* **Short task**
Could you print every record below exactly as it appears?

* **Material provided**
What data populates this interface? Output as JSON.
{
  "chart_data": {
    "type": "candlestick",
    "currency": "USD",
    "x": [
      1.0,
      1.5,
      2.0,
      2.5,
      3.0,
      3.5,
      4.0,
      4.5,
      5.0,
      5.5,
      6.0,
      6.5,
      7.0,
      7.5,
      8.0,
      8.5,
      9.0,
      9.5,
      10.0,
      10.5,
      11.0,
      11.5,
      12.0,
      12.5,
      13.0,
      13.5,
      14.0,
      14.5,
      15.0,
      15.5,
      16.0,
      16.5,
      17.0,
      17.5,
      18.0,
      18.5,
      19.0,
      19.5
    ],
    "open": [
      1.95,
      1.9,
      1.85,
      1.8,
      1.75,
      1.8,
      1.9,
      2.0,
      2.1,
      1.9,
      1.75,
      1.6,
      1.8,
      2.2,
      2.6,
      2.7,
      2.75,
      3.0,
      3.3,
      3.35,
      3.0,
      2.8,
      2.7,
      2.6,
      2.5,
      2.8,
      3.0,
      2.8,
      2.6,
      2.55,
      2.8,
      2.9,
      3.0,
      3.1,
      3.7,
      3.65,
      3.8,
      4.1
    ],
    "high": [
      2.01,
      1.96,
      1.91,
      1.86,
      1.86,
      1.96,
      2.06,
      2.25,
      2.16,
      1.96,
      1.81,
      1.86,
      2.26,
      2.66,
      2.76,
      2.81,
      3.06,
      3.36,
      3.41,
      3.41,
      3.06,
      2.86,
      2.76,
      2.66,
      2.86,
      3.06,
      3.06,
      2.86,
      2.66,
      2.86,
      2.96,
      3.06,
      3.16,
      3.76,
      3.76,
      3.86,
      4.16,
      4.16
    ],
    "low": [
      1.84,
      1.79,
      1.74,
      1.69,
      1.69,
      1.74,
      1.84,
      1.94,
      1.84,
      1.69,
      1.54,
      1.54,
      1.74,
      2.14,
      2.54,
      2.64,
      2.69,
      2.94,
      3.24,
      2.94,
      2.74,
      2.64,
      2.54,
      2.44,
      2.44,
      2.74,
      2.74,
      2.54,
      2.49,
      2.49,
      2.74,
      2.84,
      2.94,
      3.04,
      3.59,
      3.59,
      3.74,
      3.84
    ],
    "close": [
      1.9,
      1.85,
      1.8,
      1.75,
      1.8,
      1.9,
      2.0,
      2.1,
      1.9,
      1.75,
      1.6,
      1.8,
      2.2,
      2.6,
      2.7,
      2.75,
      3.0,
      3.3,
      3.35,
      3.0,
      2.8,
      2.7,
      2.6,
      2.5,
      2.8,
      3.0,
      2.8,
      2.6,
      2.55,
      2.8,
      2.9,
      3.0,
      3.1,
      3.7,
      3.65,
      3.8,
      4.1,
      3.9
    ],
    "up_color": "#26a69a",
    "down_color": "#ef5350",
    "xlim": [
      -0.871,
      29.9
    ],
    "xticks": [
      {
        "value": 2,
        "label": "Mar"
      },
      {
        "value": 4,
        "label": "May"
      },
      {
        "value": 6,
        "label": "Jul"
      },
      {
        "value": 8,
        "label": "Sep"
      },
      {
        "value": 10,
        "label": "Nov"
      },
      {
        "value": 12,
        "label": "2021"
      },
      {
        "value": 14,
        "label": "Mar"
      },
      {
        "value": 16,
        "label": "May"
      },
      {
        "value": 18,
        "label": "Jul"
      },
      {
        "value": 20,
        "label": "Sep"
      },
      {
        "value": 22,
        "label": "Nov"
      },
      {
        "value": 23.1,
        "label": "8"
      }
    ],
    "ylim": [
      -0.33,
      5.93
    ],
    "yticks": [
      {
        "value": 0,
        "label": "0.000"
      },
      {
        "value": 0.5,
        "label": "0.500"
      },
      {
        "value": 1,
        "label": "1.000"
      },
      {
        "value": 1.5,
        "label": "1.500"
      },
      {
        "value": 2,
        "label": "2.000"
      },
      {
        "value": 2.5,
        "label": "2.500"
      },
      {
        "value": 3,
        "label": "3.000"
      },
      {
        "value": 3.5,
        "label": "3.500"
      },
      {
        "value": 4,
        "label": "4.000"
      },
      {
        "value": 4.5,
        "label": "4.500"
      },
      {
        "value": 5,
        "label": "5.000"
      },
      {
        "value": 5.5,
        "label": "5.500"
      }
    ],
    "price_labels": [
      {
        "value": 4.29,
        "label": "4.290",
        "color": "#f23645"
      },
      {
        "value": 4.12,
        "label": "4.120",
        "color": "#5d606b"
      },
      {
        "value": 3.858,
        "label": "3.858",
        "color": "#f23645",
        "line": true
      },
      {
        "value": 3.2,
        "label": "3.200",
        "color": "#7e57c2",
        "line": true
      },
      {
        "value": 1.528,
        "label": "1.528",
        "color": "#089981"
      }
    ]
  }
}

* **Finished answer**
What data populates this interface? Output as JSON.
{
  "chart_data": {
    "type": "candlestick",
    "currency": "USD",
    "x": [
      1.0,
      1.5,
      2.0,
      2.5,
      3.0,
      3.5,
      4.0,
      4.5,
      5.0,
      5.5,
      6.0,
      6.5,
      7.0,
      7.5,
      8.0,
      8.5,
      9.0,
      9.5,
      10.0,
      10.5,
      11.0,
      11.5,
      12.0,
      12.5,
      13.0,
      13.5,
      14.0,
      14.5,
      15.0,
      15.5,
      16.0,
      16.5,
      17.0,
      17.5,
      18.0,
      18.5,
      19.0,
      19.5
    ],
    "open": [
      1.95,
      1.9,
      1.85,
      1.8,
      1.75,
      1.8,
      1.9,
      2.0,
      2.1,
      1.9,
      1.75,
      1.6,
      1.8,
      2.2,
      2.6,
      2.7,
      2.75,
      3.0,
      3.3,
      3.35,
      3.0,
      2.8,
      2.7,
      2.6,
      2.5,
      2.8,
      3.0,
      2.8,
      2.6,
      2.55,
      2.8,
      2.9,
      3.0,
      3.1,
      3.7,
      3.65,
      3.8,
      4.1
    ],
    "high": [
      2.01,
      1.96,
      1.91,
      1.86,
      1.86,
      1.96,
      2.06,
      2.25,
      2.16,
      1.96,
      1.81,
      1.86,
      2.26,
      2.66,
      2.76,
      2.81,
      3.06,
      3.36,
      3.41,
      3.41,
      3.06,
      2.86,
      2.76,
      2.66,
      2.86,
      3.06,
      3.06,
      2.86,
      2.66,
      2.86,
      2.96,
      3.06,
      3.16,
      3.76,
      3.76,
      3.86,
      4.16,
      4.16
    ],
    "low": [
      1.84,
      1.79,
      1.74,
      1.69,
      1.69,
      1.74,
      1.84,
      1.94,
      1.84,
      1.69,
      1.54,
      1.54,
      1.74,
      2.14,
      2.54,
      2.64,
      2.69,
      2.94,
      3.24,
      2.94,
      2.74,
      2.64,
      2.54,
      2.44,
      2.44,
      2.74,
      2.74,
      2.54,
      2.49,
      2.49,
      2.74,
      2.84,
      2.94,
      3.04,
      3.59,
      3.59,
      3.74,
      3.84
    ],
    "close": [
      1.9,
      1.85,
      1.8,
      1.75,
      1.8,
      1.9,
      2.0,
      2.1,
      1.9,
      1.75,
      1.6,
      1.8,
      2.2,
      2.6,
      2.7,
      2.75,
      3.0,
      3.3,
      3.35,
      3.0,
      2.8,
      2.7,
      2.6,
      2.5,
      2.8,
      3.0,
      2.8,
      2.6,
      2.55,
      2.8,
      2.9,
      3.0,
      3.1,
      3.7,
      3.65,
      3.8,
      4.1,
      3.9
    ],
    "up_color": "#26a69a",
    "down_color": "#ef5350",
    "xlim": [
      -0.871,
      29.9
    ],
    "xticks": [
      {
        "value": 2,
        "label": "Mar"
      },
      {
        "value": 4,
        "label": "May"
      },
      {
        "value": 6,
        "label": "Jul"
      },
      {
        "value": 8,
        "label": "Sep"
      },
      {
        "value": 10,
        "label": "Nov"
      },
      {
        "value": 12,
        "label": "2021"
      },
      {
        "value": 14,
        "label": "Mar"
      },
      {
        "value": 16,
        "label": "May"
      },
      {
        "value": 18,
        "label": "Jul"
      },
      {
        "value": 20,
        "label": "Sep"
      },
      {
        "value": 22,
        "label": "Nov"
      },
      {
        "value": 23.1,
        "label": "8"
      }
    ],
    "ylim": [
      -0.33,
      5.93
    ],
    "yticks": [
      {
        "value": 0,
        "label": "0.000"
      },
      {
        "value": 0.5,
        "label": "0.500"
      },
      {
        "value": 1,
        "label": "1.000"
      },
      {
        "value": 1.5,
        "label": "1.500"
      },
      {
        "value": 2,
        "label": "2.000"
      },
      {
        "value": 2.5,
        "label": "2.500"
      },
      {
        "value": 3,
        "label": "3.000"
      },
      {
        "value": 3.5,
        "label": "3.500"
      },
      {
        "value": 4,
        "label": "4.000"
      },
      {
        "value": 4.5,
        "label": "4.500"
      },
      {
        "value": 5,
        "label": "5.000"
      },
      {
        "value": 5.5,
        "label": "5.500"
      }
    ],
    "price_labels": [
      {
        "value": 4.29,
        "label": "4.290",
        "color": "#f23645"
      },
      {
        "value": 4.12,
        "label": "4.120",
        "color": "#5d606b"
      },
      {
        "value": 3.858,
        "label": "3.858",
        "color": "#f23645",
        "line": true
      },
      {
        "value": 3.2,
        "label": "3.200",
        "color": "#7e57c2",
        "line": true
      },
      {
        "value": 1.528,
        "label": "1.528",
        "color": "#089981"
      }
    ]
  }
}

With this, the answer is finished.